THE REQUEST — Reproduce each line exactly, including spacing and punctuation.
[begin DATA FOR THE TASK]
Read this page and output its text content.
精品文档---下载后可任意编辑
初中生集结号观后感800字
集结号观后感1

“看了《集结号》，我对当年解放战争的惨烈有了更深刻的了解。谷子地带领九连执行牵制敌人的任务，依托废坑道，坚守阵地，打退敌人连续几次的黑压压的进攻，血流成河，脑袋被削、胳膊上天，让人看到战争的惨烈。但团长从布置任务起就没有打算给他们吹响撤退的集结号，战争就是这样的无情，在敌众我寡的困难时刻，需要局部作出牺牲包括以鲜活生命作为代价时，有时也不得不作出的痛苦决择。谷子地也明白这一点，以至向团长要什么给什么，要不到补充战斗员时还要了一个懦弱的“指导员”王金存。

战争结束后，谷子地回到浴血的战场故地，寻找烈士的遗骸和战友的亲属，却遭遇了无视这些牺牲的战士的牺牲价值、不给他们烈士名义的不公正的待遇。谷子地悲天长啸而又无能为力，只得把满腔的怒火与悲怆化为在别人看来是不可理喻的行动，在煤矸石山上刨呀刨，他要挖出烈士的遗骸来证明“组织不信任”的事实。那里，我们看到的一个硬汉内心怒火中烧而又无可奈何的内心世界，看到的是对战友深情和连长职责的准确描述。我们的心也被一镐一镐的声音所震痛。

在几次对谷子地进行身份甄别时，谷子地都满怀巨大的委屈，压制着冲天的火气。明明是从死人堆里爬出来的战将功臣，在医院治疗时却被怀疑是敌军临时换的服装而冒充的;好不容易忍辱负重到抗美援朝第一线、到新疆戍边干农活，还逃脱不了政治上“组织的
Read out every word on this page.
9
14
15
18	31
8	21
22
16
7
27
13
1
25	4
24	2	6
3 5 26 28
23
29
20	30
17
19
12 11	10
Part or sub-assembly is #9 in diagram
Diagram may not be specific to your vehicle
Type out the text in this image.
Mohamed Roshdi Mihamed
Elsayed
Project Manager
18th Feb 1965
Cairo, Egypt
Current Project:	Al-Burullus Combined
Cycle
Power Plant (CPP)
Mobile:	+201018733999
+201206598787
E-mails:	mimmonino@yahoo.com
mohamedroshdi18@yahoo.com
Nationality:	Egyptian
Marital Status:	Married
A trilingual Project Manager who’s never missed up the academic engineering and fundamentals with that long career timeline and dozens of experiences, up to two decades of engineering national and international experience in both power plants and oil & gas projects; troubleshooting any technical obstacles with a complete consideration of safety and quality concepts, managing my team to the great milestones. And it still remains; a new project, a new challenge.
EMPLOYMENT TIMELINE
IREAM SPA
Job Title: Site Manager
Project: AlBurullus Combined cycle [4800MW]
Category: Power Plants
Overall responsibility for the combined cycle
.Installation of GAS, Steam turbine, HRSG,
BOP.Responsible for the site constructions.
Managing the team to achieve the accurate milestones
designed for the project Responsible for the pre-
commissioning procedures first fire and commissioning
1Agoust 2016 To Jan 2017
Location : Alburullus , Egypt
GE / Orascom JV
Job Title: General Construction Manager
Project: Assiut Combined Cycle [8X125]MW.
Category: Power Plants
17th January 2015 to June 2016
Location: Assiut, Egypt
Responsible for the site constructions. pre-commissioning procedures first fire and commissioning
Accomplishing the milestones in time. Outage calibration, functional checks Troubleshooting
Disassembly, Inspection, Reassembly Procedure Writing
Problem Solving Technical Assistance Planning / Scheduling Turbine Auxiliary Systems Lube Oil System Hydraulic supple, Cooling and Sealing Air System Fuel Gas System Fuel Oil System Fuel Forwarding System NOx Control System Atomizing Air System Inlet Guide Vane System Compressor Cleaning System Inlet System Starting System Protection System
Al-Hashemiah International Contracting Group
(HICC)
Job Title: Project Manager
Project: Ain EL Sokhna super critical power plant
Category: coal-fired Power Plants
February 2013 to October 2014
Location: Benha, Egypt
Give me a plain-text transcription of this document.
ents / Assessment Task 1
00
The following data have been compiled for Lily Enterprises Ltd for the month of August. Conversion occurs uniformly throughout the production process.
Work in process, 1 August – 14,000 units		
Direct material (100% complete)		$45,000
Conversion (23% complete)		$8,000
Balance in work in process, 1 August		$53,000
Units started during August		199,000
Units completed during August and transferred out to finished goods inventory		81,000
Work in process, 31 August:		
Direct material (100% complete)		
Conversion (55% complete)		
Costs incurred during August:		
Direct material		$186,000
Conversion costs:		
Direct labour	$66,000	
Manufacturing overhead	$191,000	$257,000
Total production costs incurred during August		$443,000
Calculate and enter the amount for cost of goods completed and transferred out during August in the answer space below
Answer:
[end DATA FOR THE TASK]
SOLUTION BELOW —
Read this page and output its text content.
精品文档---下载后可任意编辑
初中生集结号观后感800字
集结号观后感1

“看了《集结号》，我对当年解放战争的惨烈有了更深刻的了解。谷子地带领九连执行牵制敌人的任务，依托废坑道，坚守阵地，打退敌人连续几次的黑压压的进攻，血流成河，脑袋被削、胳膊上天，让人看到战争的惨烈。但团长从布置任务起就没有打算给他们吹响撤退的集结号，战争就是这样的无情，在敌众我寡的困难时刻，需要局部作出牺牲包括以鲜活生命作为代价时，有时也不得不作出的痛苦决择。谷子地也明白这一点，以至向团长要什么给什么，要不到补充战斗员时还要了一个懦弱的“指导员”王金存。

战争结束后，谷子地回到浴血的战场故地，寻找烈士的遗骸和战友的亲属，却遭遇了无视这些牺牲的战士的牺牲价值、不给他们烈士名义的不公正的待遇。谷子地悲天长啸而又无能为力，只得把满腔的怒火与悲怆化为在别人看来是不可理喻的行动，在煤矸石山上刨呀刨，他要挖出烈士的遗骸来证明“组织不信任”的事实。那里，我们看到的一个硬汉内心怒火中烧而又无可奈何的内心世界，看到的是对战友深情和连长职责的准确描述。我们的心也被一镐一镐的声音所震痛。

在几次对谷子地进行身份甄别时，谷子地都满怀巨大的委屈，压制着冲天的火气。明明是从死人堆里爬出来的战将功臣，在医院治疗时却被怀疑是敌军临时换的服装而冒充的;好不容易忍辱负重到抗美援朝第一线、到新疆戍边干农活，还逃脱不了政治上“组织的
Read out every word on this page.
9
14
15
18	31
8	21
22
16
7
27
13
1
25	4
24	2	6
3 5 26 28
23
29
20	30
17
19
12 11	10
Part or sub-assembly is #9 in diagram
Diagram may not be specific to your vehicle
Type out the text in this image.
Mohamed Roshdi Mihamed
Elsayed
Project Manager
18th Feb 1965
Cairo, Egypt
Current Project:	Al-Burullus Combined
Cycle
Power Plant (CPP)
Mobile:	+201018733999
+201206598787
E-mails:	mimmonino@yahoo.com
mohamedroshdi18@yahoo.com
Nationality:	Egyptian
Marital Status:	Married
A trilingual Project Manager who’s never missed up the academic engineering and fundamentals with that long career timeline and dozens of experiences, up to two decades of engineering national and international experience in both power plants and oil & gas projects; troubleshooting any technical obstacles with a complete consideration of safety and quality concepts, managing my team to the great milestones. And it still remains; a new project, a new challenge.
EMPLOYMENT TIMELINE
IREAM SPA
Job Title: Site Manager
Project: AlBurullus Combined cycle [4800MW]
Category: Power Plants
Overall responsibility for the combined cycle
.Installation of GAS, Steam turbine, HRSG,
BOP.Responsible for the site constructions.
Managing the team to achieve the accurate milestones
designed for the project Responsible for the pre-
commissioning procedures first fire and commissioning
1Agoust 2016 To Jan 2017
Location : Alburullus , Egypt
GE / Orascom JV
Job Title: General Construction Manager
Project: Assiut Combined Cycle [8X125]MW.
Category: Power Plants
17th January 2015 to June 2016
Location: Assiut, Egypt
Responsible for the site constructions. pre-commissioning procedures first fire and commissioning
Accomplishing the milestones in time. Outage calibration, functional checks Troubleshooting
Disassembly, Inspection, Reassembly Procedure Writing
Problem Solving Technical Assistance Planning / Scheduling Turbine Auxiliary Systems Lube Oil System Hydraulic supple, Cooling and Sealing Air System Fuel Gas System Fuel Oil System Fuel Forwarding System NOx Control System Atomizing Air System Inlet Guide Vane System Compressor Cleaning System Inlet System Starting System Protection System
Al-Hashemiah International Contracting Group
(HICC)
Job Title: Project Manager
Project: Ain EL Sokhna super critical power plant
Category: coal-fired Power Plants
February 2013 to October 2014
Location: Benha, Egypt
Give me a plain-text transcription of this document.
ents / Assessment Task 1
00
The following data have been compiled for Lily Enterprises Ltd for the month of August. Conversion occurs uniformly throughout the production process.
Work in process, 1 August – 14,000 units		
Direct material (100% complete)		$45,000
Conversion (23% complete)		$8,000
Balance in work in process, 1 August		$53,000
Units started during August		199,000
Units completed during August and transferred out to finished goods inventory		81,000
Work in process, 31 August:		
Direct material (100% complete)		
Conversion (55% complete)		
Costs incurred during August:		
Direct material		$186,000
Conversion costs:		
Direct labour	$66,000	
Manufacturing overhead	$191,000	$257,000
Total production costs incurred during August		$443,000
Calculate and enter the amount for cost of goods completed and transferred out during August in the answer space below
Answer:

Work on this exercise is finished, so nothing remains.